### GIVEN INSTRUCTION
List every line in this data where the string "Cylinder" occurs.

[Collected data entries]
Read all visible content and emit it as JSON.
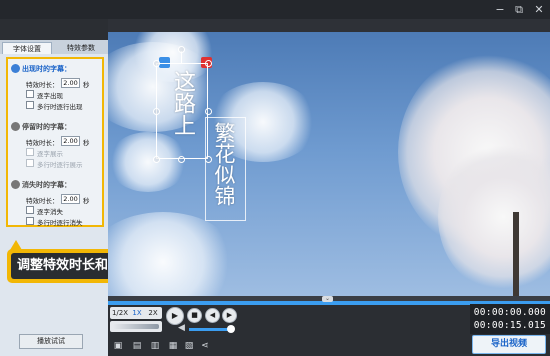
{
  "window": {
    "minimize": "−",
    "restore": "⧉",
    "close": "✕"
  },
  "tabs": [
    {
      "label": "字体设置",
      "active": true
    },
    {
      "label": "特效参数",
      "active": false
    }
  ],
  "sections": [
    {
      "title": "出现时的字幕：",
      "style": "active",
      "duration_label": "特效时长：",
      "duration_value": "2.00",
      "unit": "秒",
      "options": [
        {
          "label": "逐字出现",
          "checked": false,
          "enabled": true
        },
        {
          "label": "多行时逐行出现",
          "checked": false,
          "enabled": true
        }
      ]
    },
    {
      "title": "停留时的字幕：",
      "style": "inactive",
      "duration_label": "特效时长：",
      "duration_value": "2.00",
      "unit": "秒",
      "options": [
        {
          "label": "逐字展示",
          "checked": false,
          "enabled": false
        },
        {
          "label": "多行时逐行展示",
          "checked": false,
          "enabled": false
        }
      ]
    },
    {
      "title": "消失时的字幕：",
      "style": "inactive",
      "duration_label": "特效时长：",
      "duration_value": "2.00",
      "unit": "秒",
      "options": [
        {
          "label": "逐字消失",
          "checked": false,
          "enabled": true
        },
        {
          "label": "多行时逐行消失",
          "checked": false,
          "enabled": true
        }
      ]
    }
  ],
  "callout_text": "调整特效时长和速度",
  "preview_button": "播放试试",
  "subtitle": {
    "line1": "这路上",
    "line2": "繁花似锦"
  },
  "speed": {
    "options": [
      "1/2X",
      "1X",
      "2X"
    ],
    "selected": "1X"
  },
  "controls": {
    "play": "▶",
    "stop": "■",
    "prev": "◀",
    "next": "▶",
    "volume_fraction": 0.95
  },
  "time": {
    "current": "00:00:00.000",
    "total": "00:00:15.015"
  },
  "export_label": "导出视频",
  "colors": {
    "accent": "#f2b705",
    "blue": "#1a63c8",
    "timeline": "#3b9df0"
  }
}
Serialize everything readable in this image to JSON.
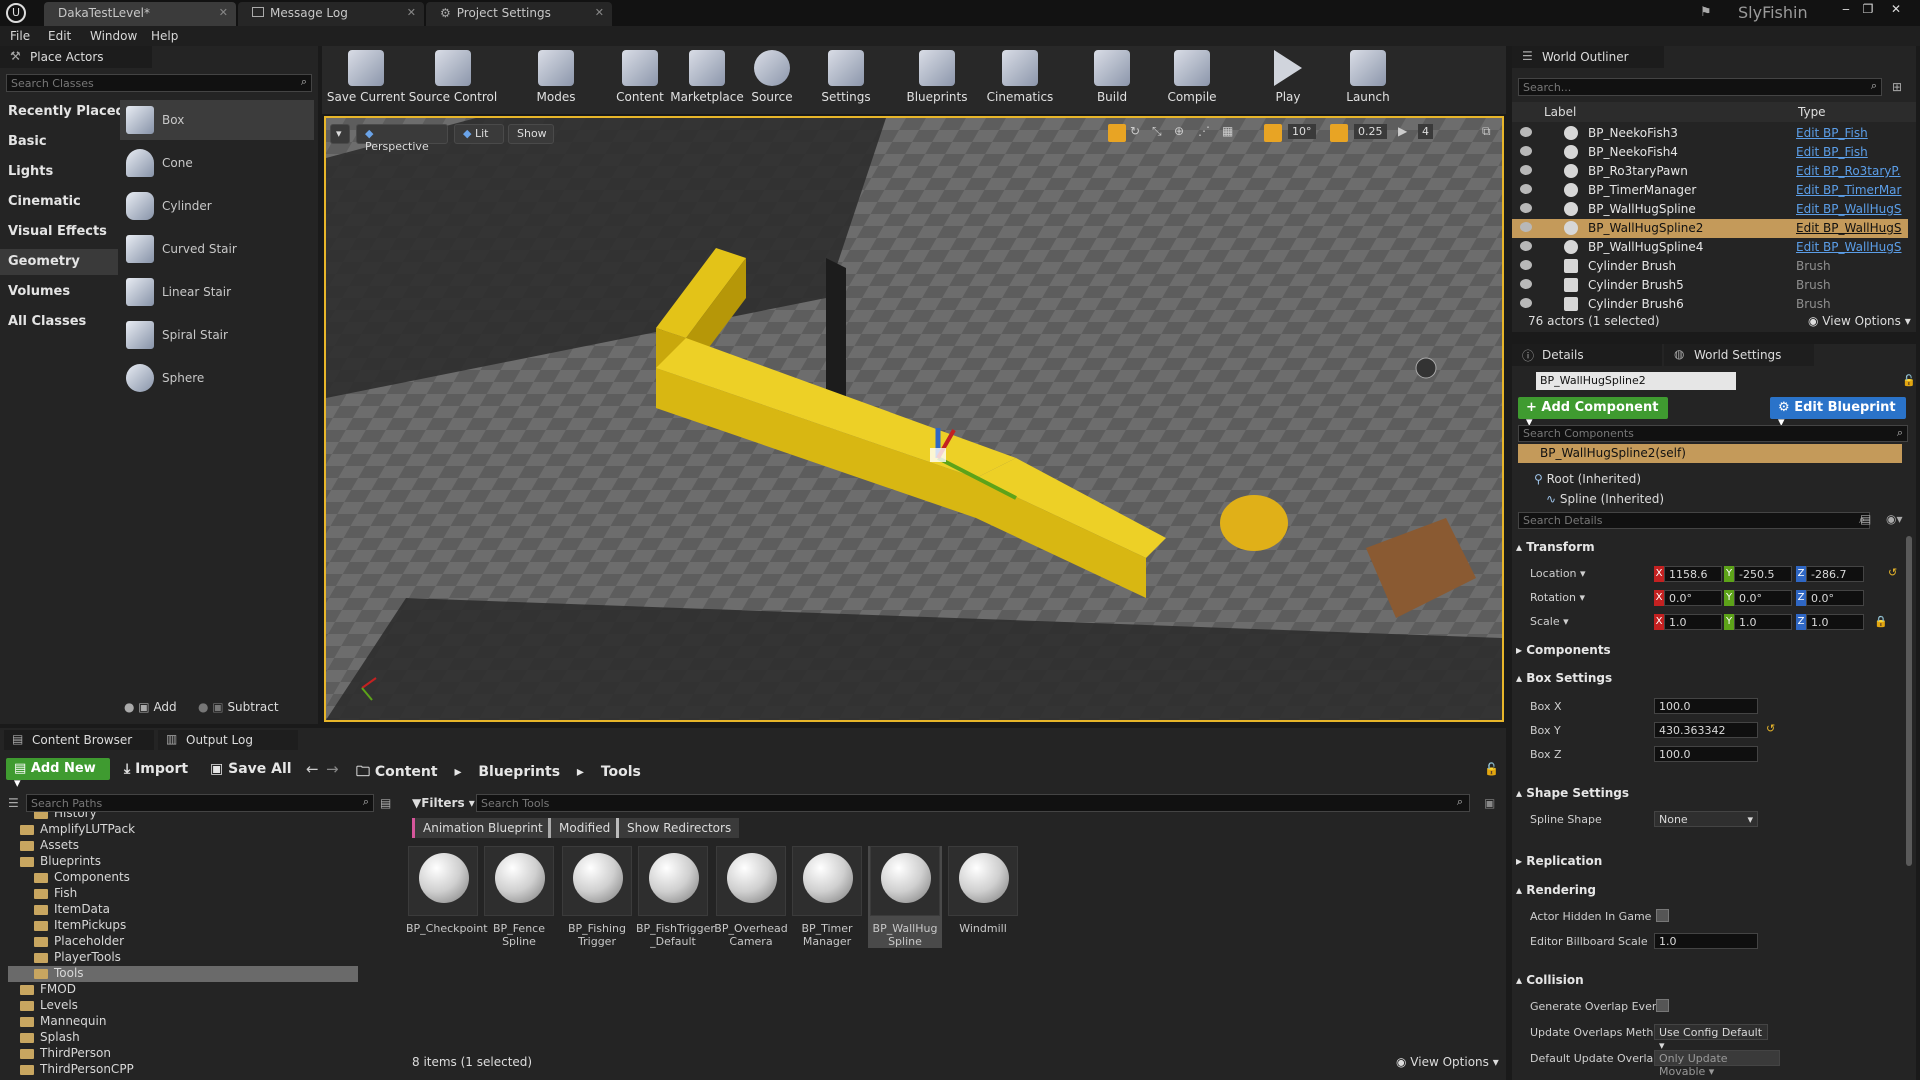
{
  "titlebar": {
    "tabs": [
      {
        "label": "DakaTestLevel*"
      },
      {
        "label": "Message Log"
      },
      {
        "label": "Project Settings"
      }
    ],
    "user": "SlyFishin"
  },
  "menu": [
    "File",
    "Edit",
    "Window",
    "Help"
  ],
  "place_actors": {
    "title": "Place Actors",
    "search_placeholder": "Search Classes",
    "categories": [
      "Recently Placed",
      "Basic",
      "Lights",
      "Cinematic",
      "Visual Effects",
      "Geometry",
      "Volumes",
      "All Classes"
    ],
    "selected_category": "Geometry",
    "shapes": [
      "Box",
      "Cone",
      "Cylinder",
      "Curved Stair",
      "Linear Stair",
      "Spiral Stair",
      "Sphere"
    ],
    "add_label": "Add",
    "subtract_label": "Subtract"
  },
  "toolbar": [
    "Save Current",
    "Source Control",
    "Modes",
    "Content",
    "Marketplace",
    "Source",
    "Settings",
    "Blueprints",
    "Cinematics",
    "Build",
    "Compile",
    "Play",
    "Launch"
  ],
  "viewport": {
    "perspective": "Perspective",
    "lit": "Lit",
    "show": "Show",
    "angle_snap": "10°",
    "scale_snap": "0.25",
    "camera_speed": "4"
  },
  "outliner": {
    "title": "World Outliner",
    "search_placeholder": "Search...",
    "col_label": "Label",
    "col_type": "Type",
    "rows": [
      {
        "label": "BP_NeekoFish3",
        "type": "Edit BP_Fish",
        "link": true
      },
      {
        "label": "BP_NeekoFish4",
        "type": "Edit BP_Fish",
        "link": true
      },
      {
        "label": "BP_Ro3taryPawn",
        "type": "Edit BP_Ro3taryP.",
        "link": true
      },
      {
        "label": "BP_TimerManager",
        "type": "Edit BP_TimerMar",
        "link": true
      },
      {
        "label": "BP_WallHugSpline",
        "type": "Edit BP_WallHugS",
        "link": true
      },
      {
        "label": "BP_WallHugSpline2",
        "type": "Edit BP_WallHugS",
        "link": true,
        "selected": true
      },
      {
        "label": "BP_WallHugSpline4",
        "type": "Edit BP_WallHugS",
        "link": true
      },
      {
        "label": "Cylinder Brush",
        "type": "Brush",
        "link": false
      },
      {
        "label": "Cylinder Brush5",
        "type": "Brush",
        "link": false
      },
      {
        "label": "Cylinder Brush6",
        "type": "Brush",
        "link": false
      }
    ],
    "footer": "76 actors (1 selected)",
    "view_options": "View Options"
  },
  "details": {
    "tab_details": "Details",
    "tab_world": "World Settings",
    "actor_name": "BP_WallHugSpline2",
    "add_component": "+ Add Component",
    "edit_blueprint": "Edit Blueprint",
    "search_components": "Search Components",
    "self_row": "BP_WallHugSpline2(self)",
    "root_row": "Root (Inherited)",
    "spline_row": "Spline (Inherited)",
    "search_details": "Search Details",
    "transform": "Transform",
    "location_label": "Location",
    "rotation_label": "Rotation",
    "scale_label": "Scale",
    "location": [
      "1158.6",
      "-250.5",
      "-286.7"
    ],
    "rotation": [
      "0.0°",
      "0.0°",
      "0.0°"
    ],
    "scale": [
      "1.0",
      "1.0",
      "1.0"
    ],
    "components": "Components",
    "box_settings": "Box Settings",
    "box_x_label": "Box X",
    "box_y_label": "Box Y",
    "box_z_label": "Box Z",
    "box_x": "100.0",
    "box_y": "430.363342",
    "box_z": "100.0",
    "shape_settings": "Shape Settings",
    "spline_shape_label": "Spline Shape",
    "spline_shape": "None",
    "replication": "Replication",
    "rendering": "Rendering",
    "hidden_label": "Actor Hidden In Game",
    "billboard_label": "Editor Billboard Scale",
    "billboard_value": "1.0",
    "collision": "Collision",
    "overlap_label": "Generate Overlap Events",
    "update_method_label": "Update Overlaps Method",
    "update_method": "Use Config Default",
    "default_update_label": "Default Update Overlaps",
    "default_update": "Only Update Movable"
  },
  "content_browser": {
    "tab_browser": "Content Browser",
    "tab_log": "Output Log",
    "add_new": "Add New",
    "import": "Import",
    "save_all": "Save All",
    "path": [
      "Content",
      "Blueprints",
      "Tools"
    ],
    "search_paths": "Search Paths",
    "filters": "Filters",
    "search_tools": "Search Tools",
    "filter_chips": [
      "Animation Blueprint",
      "Modified",
      "Show Redirectors"
    ],
    "tree": [
      {
        "label": "History",
        "depth": 1
      },
      {
        "label": "AmplifyLUTPack",
        "depth": 0
      },
      {
        "label": "Assets",
        "depth": 0
      },
      {
        "label": "Blueprints",
        "depth": 0
      },
      {
        "label": "Components",
        "depth": 1
      },
      {
        "label": "Fish",
        "depth": 1
      },
      {
        "label": "ItemData",
        "depth": 1
      },
      {
        "label": "ItemPickups",
        "depth": 1
      },
      {
        "label": "Placeholder",
        "depth": 1
      },
      {
        "label": "PlayerTools",
        "depth": 1
      },
      {
        "label": "Tools",
        "depth": 1,
        "selected": true
      },
      {
        "label": "FMOD",
        "depth": 0
      },
      {
        "label": "Levels",
        "depth": 0
      },
      {
        "label": "Mannequin",
        "depth": 0
      },
      {
        "label": "Splash",
        "depth": 0
      },
      {
        "label": "ThirdPerson",
        "depth": 0
      },
      {
        "label": "ThirdPersonCPP",
        "depth": 0
      }
    ],
    "assets": [
      {
        "line1": "BP_Checkpoint",
        "line2": ""
      },
      {
        "line1": "BP_Fence",
        "line2": "Spline"
      },
      {
        "line1": "BP_Fishing",
        "line2": "Trigger"
      },
      {
        "line1": "BP_FishTrigger",
        "line2": "_Default"
      },
      {
        "line1": "BP_Overhead",
        "line2": "Camera"
      },
      {
        "line1": "BP_Timer",
        "line2": "Manager"
      },
      {
        "line1": "BP_WallHug",
        "line2": "Spline",
        "selected": true
      },
      {
        "line1": "Windmill",
        "line2": ""
      }
    ],
    "footer": "8 items (1 selected)",
    "view_options": "View Options"
  },
  "colors": {
    "accent_green": "#3f9b30",
    "accent_blue": "#2a73c9",
    "selection": "#c49a5a",
    "viewport_border": "#e8b62a"
  }
}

### ANSWER TO THE TASK
      "Cylinder",
        "label": "Cylinder Brush",
        "label": "Cylinder Brush5",
        "label": "Cylinder Brush6",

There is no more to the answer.